WRITTEN EXERCISE
Locate each line in the records containing "color". Copy it.

PROVIDED DATA
******************************

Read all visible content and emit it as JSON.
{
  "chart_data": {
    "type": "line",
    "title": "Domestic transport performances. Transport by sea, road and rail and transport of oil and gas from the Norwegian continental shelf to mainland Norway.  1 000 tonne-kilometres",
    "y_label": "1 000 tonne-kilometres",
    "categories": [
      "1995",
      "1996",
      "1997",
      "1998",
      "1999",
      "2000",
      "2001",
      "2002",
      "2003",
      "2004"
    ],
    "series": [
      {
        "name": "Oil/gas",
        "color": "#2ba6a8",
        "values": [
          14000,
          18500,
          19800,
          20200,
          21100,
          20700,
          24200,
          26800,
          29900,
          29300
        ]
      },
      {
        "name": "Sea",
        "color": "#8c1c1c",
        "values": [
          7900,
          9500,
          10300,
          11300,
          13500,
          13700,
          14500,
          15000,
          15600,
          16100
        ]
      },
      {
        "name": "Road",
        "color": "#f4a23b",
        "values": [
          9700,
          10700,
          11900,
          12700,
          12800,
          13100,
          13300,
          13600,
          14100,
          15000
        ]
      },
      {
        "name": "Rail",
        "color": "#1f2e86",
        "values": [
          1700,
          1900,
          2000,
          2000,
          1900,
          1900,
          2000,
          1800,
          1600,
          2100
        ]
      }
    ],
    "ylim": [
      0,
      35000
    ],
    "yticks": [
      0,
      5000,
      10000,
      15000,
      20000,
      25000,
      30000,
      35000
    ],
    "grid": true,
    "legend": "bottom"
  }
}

******************************

RESPONSE
        "color": "#2ba6a8",
        "color": "#8c1c1c",
        "color": "#f4a23b",
        "color": "#1f2e86",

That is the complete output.